GIVEN TASK: State only how many lines below include the string "cooling".

Figure dataset records
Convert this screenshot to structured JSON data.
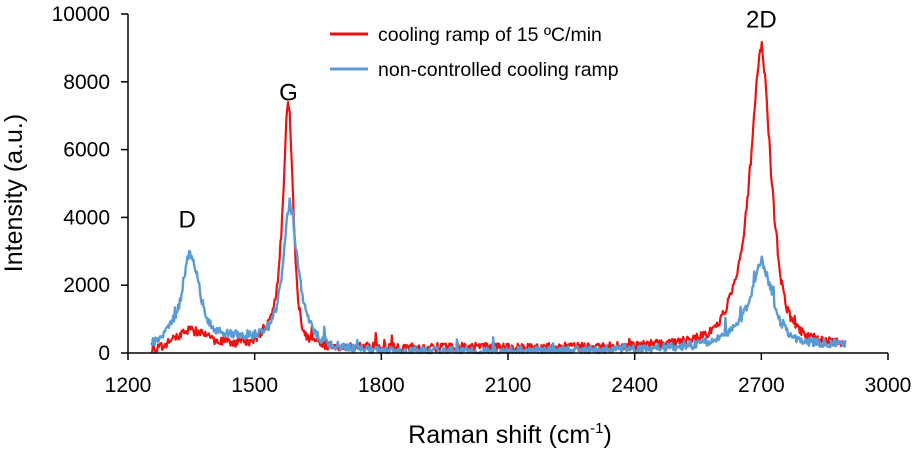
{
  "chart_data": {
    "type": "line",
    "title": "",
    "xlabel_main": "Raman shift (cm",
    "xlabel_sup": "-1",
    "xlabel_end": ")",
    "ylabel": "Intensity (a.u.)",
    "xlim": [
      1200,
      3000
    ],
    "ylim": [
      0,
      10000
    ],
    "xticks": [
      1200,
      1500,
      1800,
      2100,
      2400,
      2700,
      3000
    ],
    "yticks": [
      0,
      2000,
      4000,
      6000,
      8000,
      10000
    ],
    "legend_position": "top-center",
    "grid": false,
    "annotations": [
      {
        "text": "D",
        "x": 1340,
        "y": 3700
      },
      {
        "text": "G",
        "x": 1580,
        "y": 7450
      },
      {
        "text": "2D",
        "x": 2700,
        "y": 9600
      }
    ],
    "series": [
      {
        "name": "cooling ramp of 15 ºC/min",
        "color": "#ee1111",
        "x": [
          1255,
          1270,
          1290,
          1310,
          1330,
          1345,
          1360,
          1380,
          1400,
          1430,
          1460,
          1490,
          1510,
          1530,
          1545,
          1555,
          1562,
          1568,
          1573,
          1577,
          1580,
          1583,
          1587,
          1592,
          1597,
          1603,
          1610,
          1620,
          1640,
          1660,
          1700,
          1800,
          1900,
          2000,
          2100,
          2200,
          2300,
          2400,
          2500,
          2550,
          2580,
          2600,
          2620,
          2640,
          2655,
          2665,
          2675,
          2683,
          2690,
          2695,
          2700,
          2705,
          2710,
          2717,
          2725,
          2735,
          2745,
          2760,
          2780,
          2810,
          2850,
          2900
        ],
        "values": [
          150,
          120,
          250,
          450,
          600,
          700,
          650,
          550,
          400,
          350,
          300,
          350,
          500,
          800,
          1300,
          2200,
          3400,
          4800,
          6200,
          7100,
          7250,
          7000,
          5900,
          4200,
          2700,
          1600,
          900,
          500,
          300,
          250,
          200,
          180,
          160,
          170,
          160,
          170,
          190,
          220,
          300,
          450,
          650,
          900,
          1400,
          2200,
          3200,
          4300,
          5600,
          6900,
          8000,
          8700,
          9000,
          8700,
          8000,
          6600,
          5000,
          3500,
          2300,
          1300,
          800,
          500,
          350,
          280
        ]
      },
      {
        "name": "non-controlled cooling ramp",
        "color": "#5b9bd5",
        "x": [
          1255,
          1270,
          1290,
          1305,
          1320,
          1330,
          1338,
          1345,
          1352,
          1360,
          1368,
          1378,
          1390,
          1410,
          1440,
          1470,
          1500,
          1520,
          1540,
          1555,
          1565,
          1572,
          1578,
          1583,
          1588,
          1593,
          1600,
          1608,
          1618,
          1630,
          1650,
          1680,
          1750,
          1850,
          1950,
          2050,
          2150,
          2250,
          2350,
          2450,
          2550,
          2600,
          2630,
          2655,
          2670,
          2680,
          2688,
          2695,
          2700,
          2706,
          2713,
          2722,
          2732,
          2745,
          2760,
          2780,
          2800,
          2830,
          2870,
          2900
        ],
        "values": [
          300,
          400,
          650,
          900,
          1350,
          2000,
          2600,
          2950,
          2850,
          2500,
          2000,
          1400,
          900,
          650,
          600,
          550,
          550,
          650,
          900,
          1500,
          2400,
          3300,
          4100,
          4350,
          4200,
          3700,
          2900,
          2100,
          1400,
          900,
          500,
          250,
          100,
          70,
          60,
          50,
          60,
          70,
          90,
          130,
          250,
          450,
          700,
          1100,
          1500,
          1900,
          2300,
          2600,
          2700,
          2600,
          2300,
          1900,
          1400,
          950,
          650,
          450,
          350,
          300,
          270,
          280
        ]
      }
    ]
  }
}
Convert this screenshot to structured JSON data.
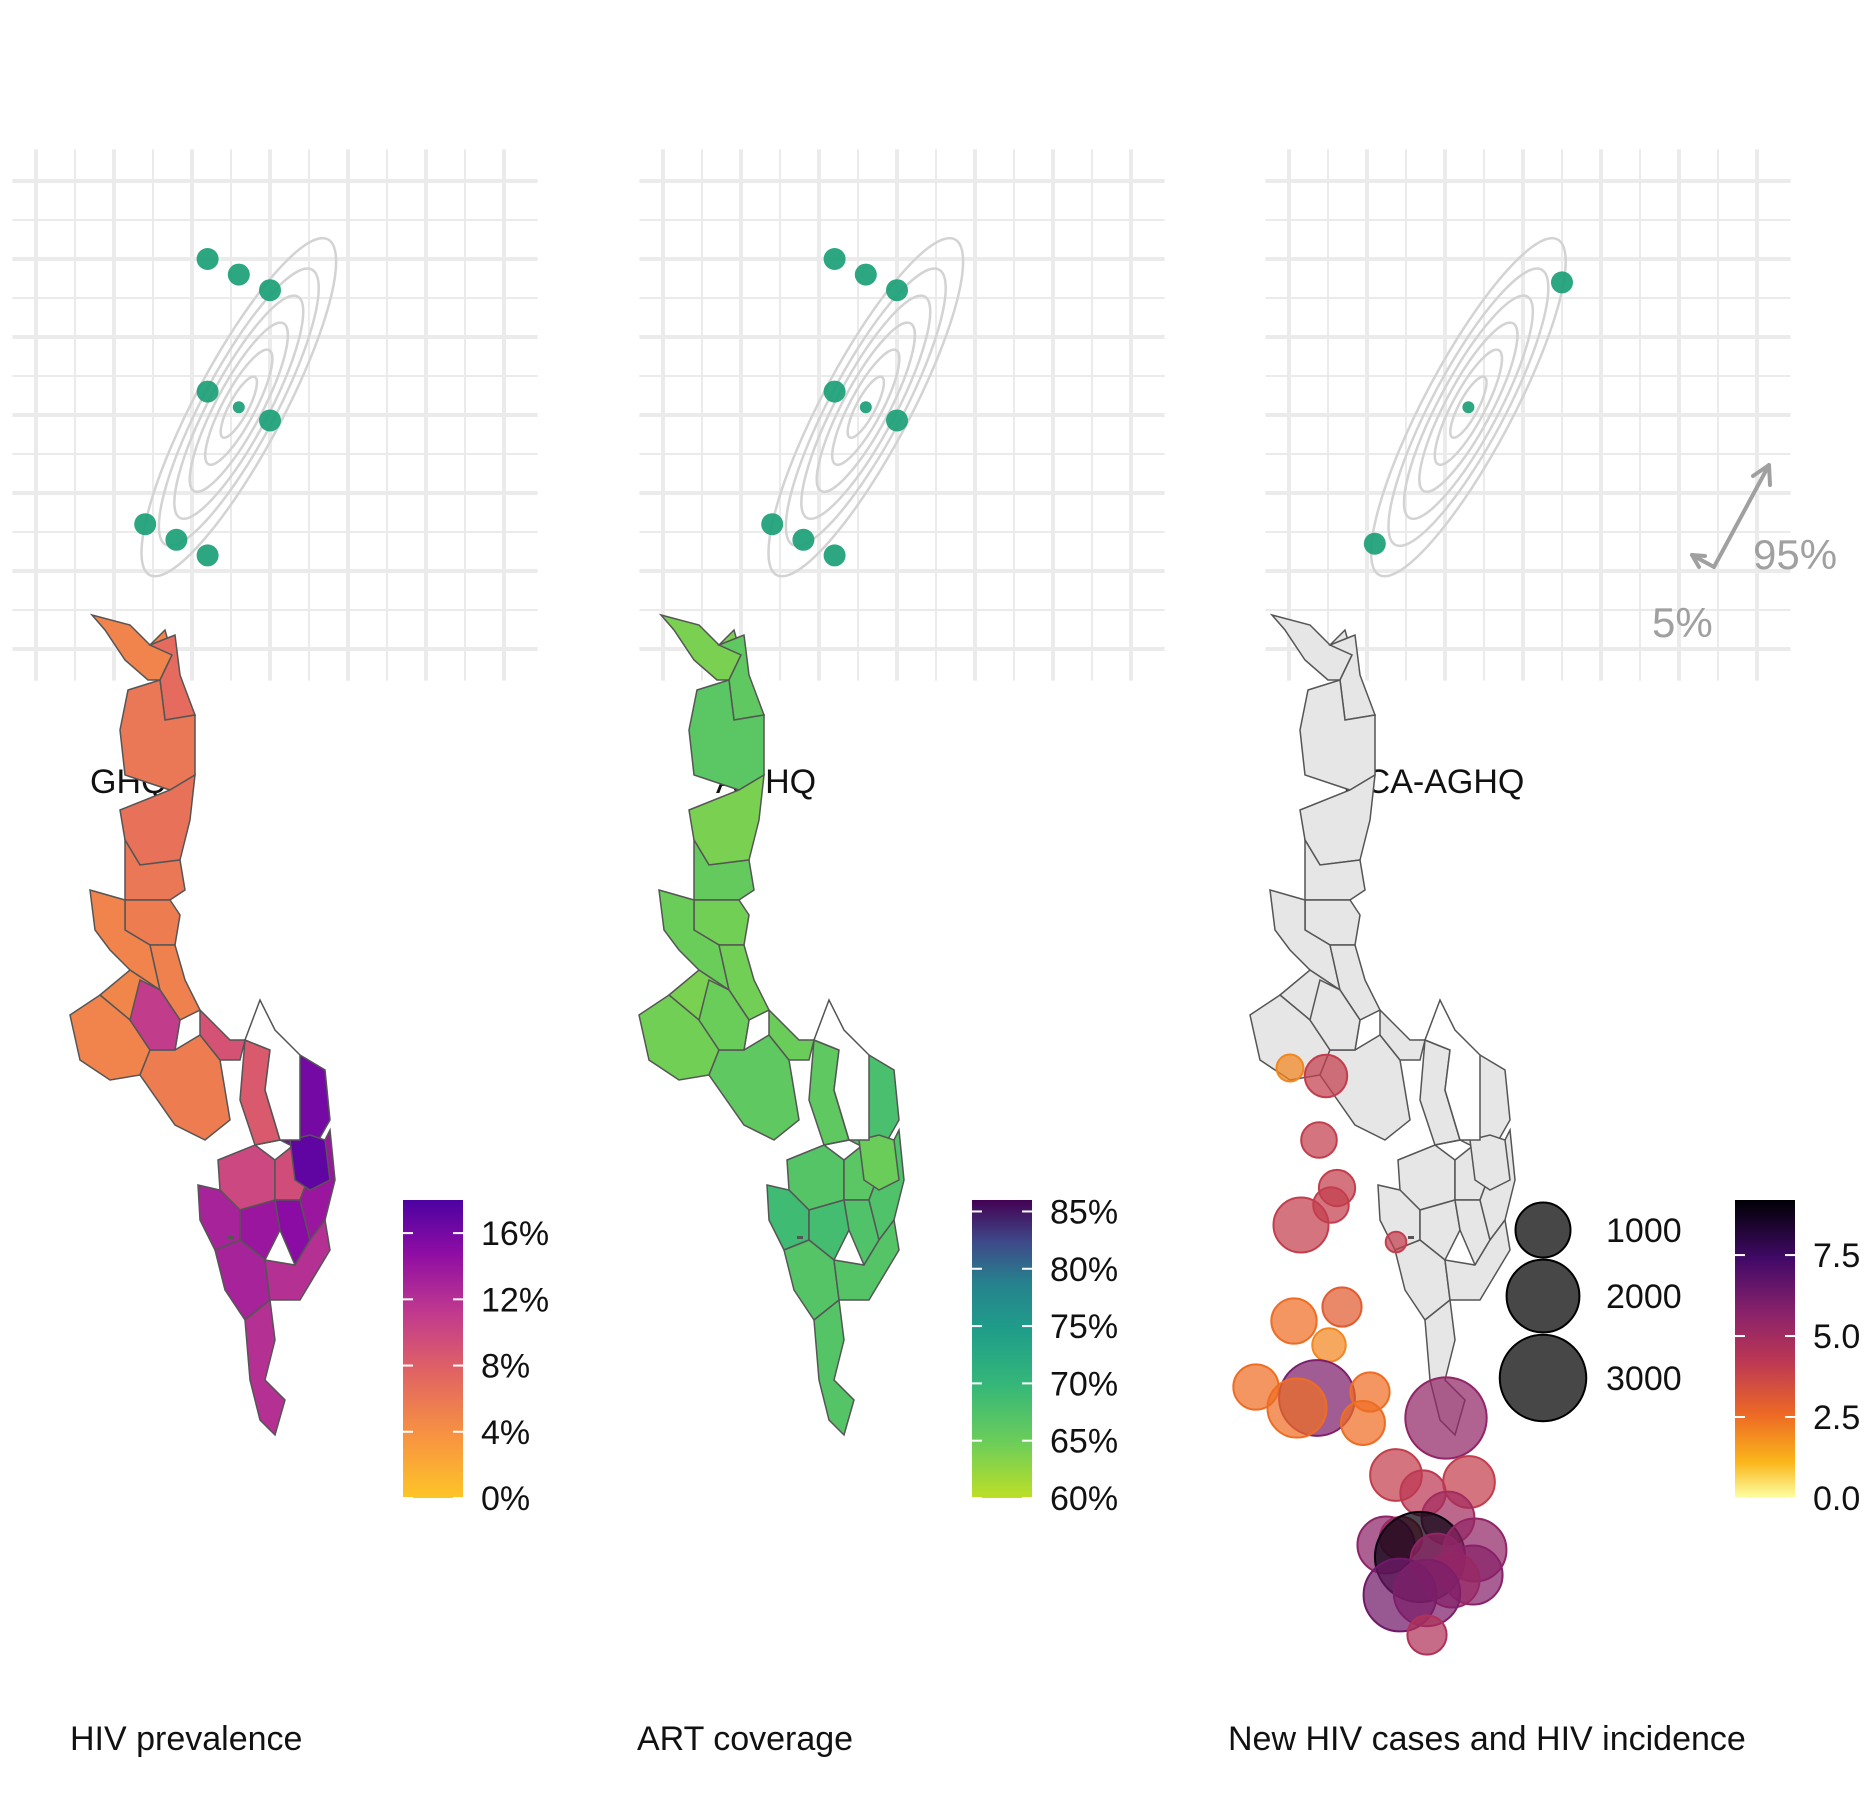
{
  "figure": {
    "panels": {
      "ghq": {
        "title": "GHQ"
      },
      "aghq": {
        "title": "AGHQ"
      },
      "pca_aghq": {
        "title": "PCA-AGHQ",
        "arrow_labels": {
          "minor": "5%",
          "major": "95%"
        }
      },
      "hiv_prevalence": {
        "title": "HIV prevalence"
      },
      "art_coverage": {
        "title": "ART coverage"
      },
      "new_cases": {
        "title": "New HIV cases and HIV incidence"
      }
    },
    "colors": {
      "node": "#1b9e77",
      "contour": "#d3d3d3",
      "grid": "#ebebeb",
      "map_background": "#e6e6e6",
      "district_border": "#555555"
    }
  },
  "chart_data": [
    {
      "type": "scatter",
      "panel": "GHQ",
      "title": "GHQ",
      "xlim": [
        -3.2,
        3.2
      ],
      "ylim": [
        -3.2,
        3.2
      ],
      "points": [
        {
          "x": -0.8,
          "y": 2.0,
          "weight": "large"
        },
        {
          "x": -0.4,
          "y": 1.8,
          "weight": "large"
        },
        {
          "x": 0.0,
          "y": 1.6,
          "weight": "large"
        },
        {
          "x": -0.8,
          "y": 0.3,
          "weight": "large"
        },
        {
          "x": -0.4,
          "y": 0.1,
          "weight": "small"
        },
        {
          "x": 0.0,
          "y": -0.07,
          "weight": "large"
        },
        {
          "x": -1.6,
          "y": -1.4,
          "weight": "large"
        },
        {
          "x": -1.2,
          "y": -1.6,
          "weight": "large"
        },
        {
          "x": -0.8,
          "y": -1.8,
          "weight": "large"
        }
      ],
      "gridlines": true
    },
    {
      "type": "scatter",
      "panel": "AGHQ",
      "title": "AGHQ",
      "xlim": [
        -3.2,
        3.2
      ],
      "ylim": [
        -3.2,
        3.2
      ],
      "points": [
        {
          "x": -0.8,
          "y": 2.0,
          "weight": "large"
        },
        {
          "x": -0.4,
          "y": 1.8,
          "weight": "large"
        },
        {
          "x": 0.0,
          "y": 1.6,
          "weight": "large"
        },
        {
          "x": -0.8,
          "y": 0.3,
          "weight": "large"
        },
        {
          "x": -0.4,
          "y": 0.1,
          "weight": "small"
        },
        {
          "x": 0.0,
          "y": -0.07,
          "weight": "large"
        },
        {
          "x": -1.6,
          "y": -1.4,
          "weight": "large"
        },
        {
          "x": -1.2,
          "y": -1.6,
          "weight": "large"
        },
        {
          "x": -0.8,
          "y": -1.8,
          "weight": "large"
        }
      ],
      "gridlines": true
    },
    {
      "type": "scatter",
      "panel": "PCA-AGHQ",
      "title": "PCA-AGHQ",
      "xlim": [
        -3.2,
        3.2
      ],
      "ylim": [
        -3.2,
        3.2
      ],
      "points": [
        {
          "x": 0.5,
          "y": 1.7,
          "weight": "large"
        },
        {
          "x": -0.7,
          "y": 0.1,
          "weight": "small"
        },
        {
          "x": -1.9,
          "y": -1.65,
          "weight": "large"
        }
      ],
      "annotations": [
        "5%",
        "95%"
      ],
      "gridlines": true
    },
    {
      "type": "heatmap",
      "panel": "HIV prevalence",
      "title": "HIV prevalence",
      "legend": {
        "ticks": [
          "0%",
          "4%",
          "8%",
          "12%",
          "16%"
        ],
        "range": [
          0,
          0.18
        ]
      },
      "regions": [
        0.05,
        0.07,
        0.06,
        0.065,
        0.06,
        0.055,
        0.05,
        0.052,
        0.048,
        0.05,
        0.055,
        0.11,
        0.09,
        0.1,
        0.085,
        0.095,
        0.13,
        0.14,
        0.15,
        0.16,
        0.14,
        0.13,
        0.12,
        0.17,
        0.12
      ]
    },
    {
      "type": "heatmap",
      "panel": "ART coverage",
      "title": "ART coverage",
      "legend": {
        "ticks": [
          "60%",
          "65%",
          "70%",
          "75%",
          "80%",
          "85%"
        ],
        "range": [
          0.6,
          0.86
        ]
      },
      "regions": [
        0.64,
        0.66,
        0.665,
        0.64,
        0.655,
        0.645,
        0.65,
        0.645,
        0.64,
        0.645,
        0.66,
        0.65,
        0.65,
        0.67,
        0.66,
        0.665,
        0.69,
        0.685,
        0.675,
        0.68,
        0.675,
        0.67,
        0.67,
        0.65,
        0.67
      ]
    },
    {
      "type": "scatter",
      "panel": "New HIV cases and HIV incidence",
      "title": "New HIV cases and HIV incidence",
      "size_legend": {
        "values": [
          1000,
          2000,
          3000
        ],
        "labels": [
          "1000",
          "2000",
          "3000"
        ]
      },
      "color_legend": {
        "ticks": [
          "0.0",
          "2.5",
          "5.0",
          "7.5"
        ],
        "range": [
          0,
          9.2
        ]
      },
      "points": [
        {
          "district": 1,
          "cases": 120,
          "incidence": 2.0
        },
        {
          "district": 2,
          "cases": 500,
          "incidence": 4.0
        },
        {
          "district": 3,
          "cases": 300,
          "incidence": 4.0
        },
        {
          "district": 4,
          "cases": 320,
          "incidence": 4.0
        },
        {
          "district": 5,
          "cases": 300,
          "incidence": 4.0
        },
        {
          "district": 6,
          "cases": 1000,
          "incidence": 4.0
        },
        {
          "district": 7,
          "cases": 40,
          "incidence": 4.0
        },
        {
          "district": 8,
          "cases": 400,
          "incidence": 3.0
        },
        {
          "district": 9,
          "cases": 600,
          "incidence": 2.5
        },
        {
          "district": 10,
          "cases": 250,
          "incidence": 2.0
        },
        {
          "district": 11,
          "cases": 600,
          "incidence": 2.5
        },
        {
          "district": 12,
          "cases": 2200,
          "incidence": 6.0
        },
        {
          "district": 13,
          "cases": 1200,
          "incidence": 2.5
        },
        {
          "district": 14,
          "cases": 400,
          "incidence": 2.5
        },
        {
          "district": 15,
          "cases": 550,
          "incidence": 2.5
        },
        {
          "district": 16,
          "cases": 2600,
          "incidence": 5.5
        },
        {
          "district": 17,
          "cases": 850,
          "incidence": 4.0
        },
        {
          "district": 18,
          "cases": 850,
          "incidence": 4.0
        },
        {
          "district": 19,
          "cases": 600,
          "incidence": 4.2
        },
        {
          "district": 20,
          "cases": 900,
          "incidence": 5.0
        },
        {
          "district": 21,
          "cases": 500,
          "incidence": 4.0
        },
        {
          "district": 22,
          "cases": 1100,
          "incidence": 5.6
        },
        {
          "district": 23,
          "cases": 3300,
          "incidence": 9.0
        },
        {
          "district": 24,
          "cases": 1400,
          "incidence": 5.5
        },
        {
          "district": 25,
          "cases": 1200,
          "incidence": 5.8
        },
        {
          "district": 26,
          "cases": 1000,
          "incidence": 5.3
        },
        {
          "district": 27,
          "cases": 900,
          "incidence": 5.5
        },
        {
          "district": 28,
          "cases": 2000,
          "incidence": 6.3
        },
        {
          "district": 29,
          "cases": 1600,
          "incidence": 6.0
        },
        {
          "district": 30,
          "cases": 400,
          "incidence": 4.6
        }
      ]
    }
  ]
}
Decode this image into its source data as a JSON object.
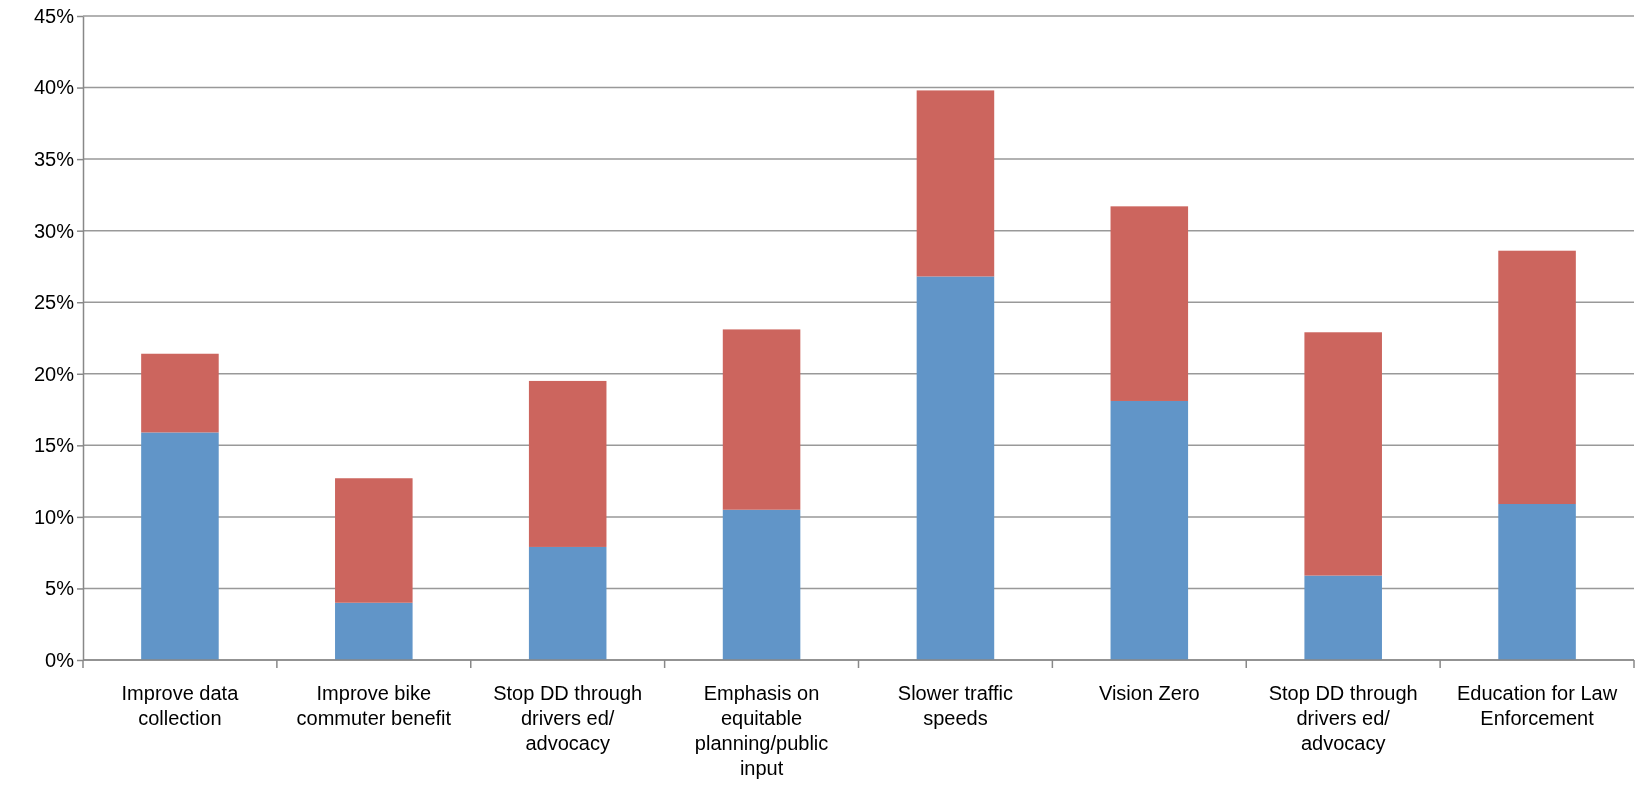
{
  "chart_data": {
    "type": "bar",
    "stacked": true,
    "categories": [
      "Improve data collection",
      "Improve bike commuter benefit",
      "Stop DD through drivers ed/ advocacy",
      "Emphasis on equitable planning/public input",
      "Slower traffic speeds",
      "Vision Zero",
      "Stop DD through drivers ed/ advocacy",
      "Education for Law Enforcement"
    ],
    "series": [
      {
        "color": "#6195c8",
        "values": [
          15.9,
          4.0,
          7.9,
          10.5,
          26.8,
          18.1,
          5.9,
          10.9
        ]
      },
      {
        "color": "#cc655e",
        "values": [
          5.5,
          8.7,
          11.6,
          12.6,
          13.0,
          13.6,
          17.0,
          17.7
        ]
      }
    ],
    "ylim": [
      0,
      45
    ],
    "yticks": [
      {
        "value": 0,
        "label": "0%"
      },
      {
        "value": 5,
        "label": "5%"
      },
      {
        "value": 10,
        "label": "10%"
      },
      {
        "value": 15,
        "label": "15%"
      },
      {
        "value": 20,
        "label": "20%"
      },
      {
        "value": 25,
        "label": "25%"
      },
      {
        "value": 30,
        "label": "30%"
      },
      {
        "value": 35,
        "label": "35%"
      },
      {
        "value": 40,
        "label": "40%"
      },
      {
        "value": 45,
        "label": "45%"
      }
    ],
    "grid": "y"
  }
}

RIGHT ANSWER: 2